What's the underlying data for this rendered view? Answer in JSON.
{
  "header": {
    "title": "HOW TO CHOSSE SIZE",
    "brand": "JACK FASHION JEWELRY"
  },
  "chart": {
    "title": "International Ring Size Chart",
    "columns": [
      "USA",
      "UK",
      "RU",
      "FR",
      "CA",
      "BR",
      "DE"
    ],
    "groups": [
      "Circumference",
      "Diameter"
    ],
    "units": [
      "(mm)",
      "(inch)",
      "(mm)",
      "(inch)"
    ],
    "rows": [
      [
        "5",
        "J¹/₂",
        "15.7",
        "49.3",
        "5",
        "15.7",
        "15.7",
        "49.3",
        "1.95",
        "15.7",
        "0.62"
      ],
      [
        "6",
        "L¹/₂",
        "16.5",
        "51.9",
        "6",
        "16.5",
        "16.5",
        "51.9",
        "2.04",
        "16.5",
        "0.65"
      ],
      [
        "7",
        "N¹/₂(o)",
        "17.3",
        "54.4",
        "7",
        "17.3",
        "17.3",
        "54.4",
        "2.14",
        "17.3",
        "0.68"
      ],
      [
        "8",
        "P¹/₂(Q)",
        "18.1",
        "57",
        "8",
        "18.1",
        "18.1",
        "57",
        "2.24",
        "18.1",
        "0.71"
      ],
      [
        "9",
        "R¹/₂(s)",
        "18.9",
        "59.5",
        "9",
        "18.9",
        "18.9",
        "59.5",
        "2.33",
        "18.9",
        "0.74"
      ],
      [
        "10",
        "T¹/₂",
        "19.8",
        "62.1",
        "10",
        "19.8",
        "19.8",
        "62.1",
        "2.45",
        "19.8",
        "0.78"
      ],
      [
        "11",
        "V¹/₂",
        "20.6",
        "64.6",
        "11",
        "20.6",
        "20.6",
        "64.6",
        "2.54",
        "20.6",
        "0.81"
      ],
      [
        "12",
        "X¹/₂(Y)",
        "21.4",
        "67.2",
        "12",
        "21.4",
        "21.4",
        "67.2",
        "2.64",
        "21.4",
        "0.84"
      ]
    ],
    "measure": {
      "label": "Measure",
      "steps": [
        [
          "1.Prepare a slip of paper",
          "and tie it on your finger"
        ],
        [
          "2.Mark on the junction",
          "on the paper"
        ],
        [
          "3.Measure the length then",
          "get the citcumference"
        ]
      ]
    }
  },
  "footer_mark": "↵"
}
* * *
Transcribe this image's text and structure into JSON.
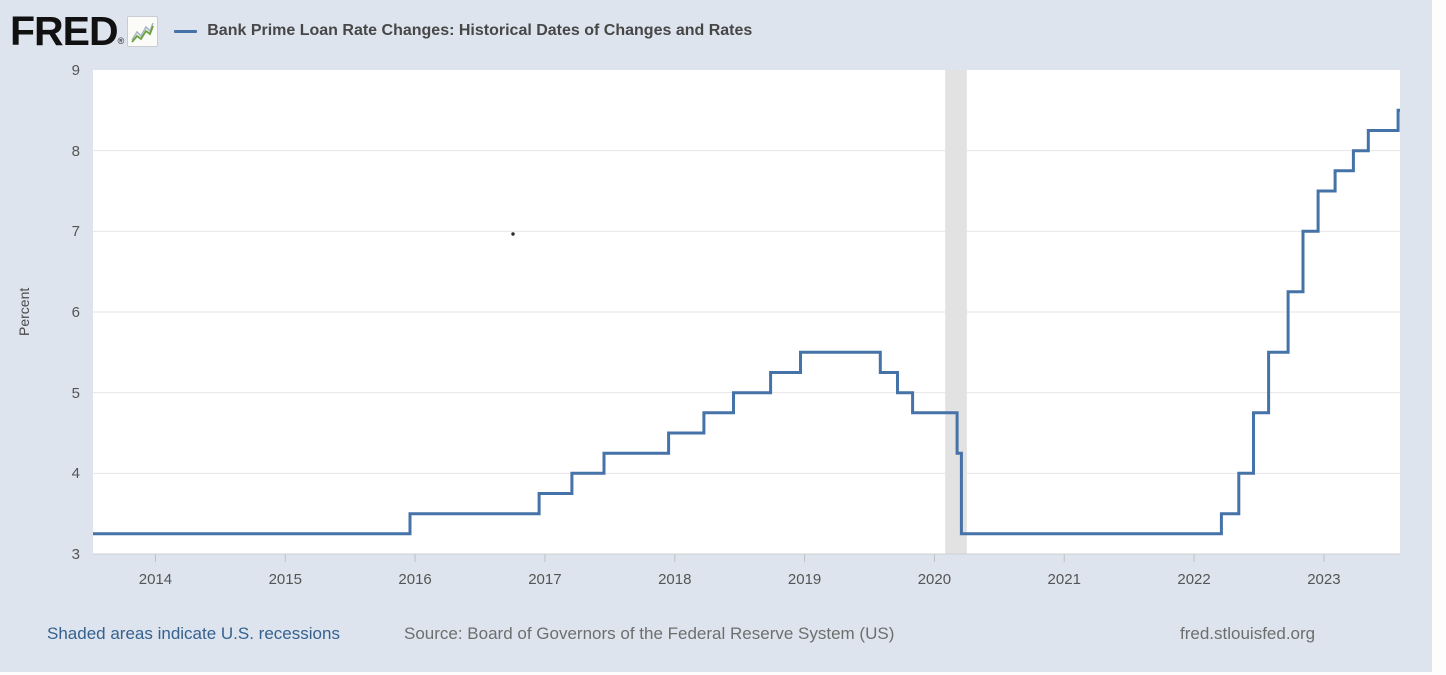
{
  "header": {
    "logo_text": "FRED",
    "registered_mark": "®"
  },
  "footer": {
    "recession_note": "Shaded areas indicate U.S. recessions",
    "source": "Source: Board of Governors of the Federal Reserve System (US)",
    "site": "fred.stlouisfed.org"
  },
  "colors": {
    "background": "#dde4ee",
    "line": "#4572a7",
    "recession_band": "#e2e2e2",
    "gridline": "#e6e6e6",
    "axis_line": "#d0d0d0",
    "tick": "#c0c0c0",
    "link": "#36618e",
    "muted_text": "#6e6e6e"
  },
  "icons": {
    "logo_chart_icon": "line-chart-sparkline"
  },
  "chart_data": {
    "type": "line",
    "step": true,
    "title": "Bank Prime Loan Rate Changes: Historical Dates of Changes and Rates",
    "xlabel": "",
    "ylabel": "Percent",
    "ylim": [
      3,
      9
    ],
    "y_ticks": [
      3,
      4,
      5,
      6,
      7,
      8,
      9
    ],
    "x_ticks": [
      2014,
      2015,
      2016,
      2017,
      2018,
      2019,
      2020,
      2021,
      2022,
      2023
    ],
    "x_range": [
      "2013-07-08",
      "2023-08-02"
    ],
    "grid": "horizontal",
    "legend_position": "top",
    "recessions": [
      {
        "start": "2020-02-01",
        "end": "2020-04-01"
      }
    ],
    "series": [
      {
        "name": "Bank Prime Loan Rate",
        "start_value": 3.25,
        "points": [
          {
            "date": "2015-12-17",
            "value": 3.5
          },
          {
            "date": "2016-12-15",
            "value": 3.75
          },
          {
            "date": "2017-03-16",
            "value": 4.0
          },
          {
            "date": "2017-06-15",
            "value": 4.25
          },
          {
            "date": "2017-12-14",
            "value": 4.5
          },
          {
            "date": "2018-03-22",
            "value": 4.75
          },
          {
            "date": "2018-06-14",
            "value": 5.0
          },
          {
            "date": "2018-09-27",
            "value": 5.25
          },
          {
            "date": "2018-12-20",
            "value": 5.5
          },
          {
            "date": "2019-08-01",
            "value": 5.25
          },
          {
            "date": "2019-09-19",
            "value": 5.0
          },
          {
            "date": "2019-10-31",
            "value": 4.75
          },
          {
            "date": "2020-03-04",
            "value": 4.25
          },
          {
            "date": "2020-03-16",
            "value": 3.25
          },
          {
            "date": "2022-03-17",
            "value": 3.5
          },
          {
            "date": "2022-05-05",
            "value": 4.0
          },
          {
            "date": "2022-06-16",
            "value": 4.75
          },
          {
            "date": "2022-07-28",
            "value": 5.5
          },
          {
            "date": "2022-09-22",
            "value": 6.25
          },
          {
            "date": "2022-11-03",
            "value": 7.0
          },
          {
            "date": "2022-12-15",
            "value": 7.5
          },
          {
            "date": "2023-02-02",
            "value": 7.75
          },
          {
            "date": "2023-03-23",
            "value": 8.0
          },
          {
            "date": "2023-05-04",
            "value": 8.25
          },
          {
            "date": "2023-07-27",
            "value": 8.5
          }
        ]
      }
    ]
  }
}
---
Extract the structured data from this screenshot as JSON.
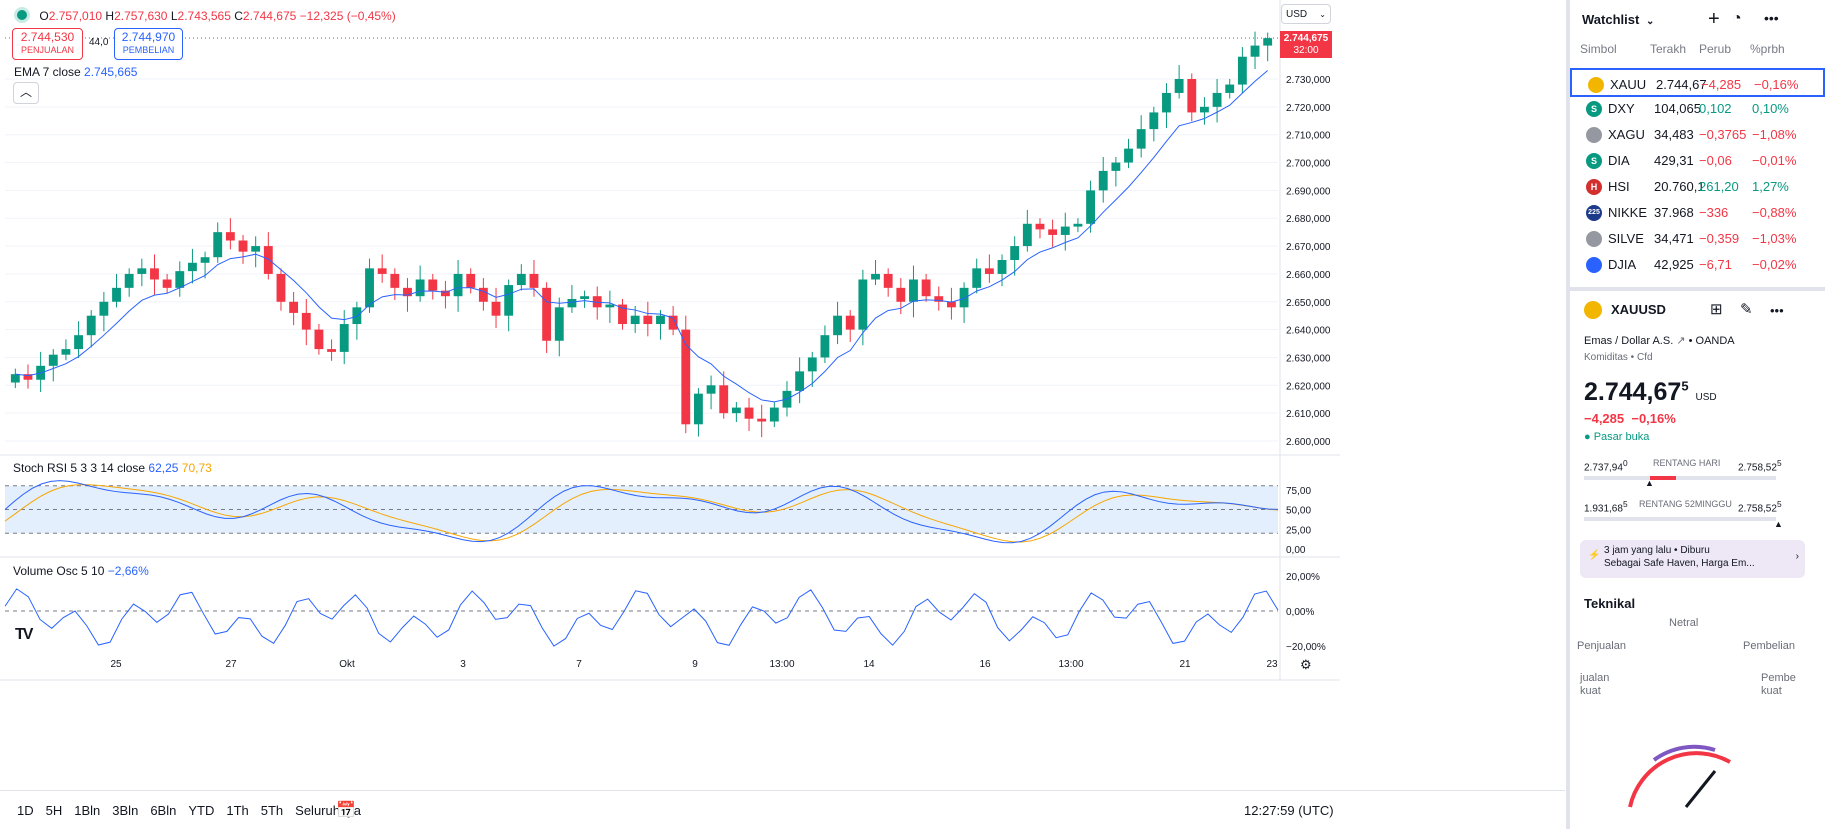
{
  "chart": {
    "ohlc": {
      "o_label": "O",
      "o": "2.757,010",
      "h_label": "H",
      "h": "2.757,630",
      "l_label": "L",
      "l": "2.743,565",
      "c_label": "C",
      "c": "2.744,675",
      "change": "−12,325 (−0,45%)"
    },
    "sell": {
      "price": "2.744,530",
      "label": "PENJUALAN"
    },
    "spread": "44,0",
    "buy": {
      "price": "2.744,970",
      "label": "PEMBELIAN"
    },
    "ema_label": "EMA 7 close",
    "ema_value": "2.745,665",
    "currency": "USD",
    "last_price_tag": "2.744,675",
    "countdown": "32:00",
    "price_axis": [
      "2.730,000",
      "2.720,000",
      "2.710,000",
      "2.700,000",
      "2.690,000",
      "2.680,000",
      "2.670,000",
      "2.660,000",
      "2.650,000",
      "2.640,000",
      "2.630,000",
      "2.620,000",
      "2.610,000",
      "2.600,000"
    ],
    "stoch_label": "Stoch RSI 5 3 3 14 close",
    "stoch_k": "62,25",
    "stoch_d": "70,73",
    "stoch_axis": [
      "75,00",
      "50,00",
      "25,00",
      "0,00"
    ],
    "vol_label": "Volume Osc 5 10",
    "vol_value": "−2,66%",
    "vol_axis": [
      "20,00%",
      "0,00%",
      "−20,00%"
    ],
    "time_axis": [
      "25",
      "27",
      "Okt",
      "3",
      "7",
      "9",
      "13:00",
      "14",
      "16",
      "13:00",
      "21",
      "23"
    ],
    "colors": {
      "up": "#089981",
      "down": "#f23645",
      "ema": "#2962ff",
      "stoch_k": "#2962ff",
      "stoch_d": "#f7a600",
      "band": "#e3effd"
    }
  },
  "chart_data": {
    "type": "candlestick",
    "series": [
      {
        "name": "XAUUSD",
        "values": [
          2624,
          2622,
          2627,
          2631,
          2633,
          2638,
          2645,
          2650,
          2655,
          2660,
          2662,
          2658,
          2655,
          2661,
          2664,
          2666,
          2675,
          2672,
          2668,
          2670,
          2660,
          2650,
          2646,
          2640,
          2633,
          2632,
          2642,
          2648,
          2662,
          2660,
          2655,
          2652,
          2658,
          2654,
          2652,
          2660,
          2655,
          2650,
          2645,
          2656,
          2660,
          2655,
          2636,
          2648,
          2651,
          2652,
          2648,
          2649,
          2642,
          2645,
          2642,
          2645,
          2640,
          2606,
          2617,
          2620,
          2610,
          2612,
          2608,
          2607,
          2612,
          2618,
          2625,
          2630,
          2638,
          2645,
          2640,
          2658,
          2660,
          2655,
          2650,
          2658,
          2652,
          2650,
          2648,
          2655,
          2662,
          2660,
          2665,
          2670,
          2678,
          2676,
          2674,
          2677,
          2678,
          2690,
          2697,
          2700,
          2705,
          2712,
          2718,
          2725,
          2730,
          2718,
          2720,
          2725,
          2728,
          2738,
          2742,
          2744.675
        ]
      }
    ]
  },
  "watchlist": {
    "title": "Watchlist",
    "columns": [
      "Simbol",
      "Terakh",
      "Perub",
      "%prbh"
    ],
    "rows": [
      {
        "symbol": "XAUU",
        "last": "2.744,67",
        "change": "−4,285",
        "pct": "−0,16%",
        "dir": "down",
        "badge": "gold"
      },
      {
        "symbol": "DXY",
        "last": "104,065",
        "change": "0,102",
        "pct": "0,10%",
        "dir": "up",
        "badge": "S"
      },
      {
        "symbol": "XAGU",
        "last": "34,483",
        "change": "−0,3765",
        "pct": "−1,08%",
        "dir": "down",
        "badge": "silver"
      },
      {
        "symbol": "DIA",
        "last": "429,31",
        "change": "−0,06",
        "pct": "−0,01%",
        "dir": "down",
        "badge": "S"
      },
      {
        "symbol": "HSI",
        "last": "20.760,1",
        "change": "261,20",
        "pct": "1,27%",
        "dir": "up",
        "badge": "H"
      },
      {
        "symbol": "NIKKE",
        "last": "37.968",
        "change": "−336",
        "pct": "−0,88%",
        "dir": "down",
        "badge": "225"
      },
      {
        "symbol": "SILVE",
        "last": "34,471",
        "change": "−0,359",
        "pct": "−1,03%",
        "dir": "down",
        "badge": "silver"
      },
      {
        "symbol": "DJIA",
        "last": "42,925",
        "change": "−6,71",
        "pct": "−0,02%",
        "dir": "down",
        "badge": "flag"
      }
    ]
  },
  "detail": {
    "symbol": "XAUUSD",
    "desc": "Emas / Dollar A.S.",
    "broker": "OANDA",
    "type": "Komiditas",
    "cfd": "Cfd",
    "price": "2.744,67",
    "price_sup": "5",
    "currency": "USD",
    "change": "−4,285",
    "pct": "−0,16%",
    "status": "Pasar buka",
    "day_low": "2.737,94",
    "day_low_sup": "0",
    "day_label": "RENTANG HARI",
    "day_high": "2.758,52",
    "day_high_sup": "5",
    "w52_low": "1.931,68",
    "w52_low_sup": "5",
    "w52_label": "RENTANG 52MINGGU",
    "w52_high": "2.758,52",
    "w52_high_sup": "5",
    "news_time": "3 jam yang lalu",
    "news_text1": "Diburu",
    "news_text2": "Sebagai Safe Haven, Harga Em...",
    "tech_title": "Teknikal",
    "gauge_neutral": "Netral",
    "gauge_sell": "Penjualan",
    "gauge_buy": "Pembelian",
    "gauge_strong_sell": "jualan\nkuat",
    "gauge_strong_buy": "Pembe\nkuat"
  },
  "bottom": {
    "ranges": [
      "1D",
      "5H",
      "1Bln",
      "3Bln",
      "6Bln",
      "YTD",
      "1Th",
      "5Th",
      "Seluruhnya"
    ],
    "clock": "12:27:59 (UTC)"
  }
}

■ Written exercise: Report only the number of lines that hold the string "nkuat" in this listing.

■ Completed exercise: 2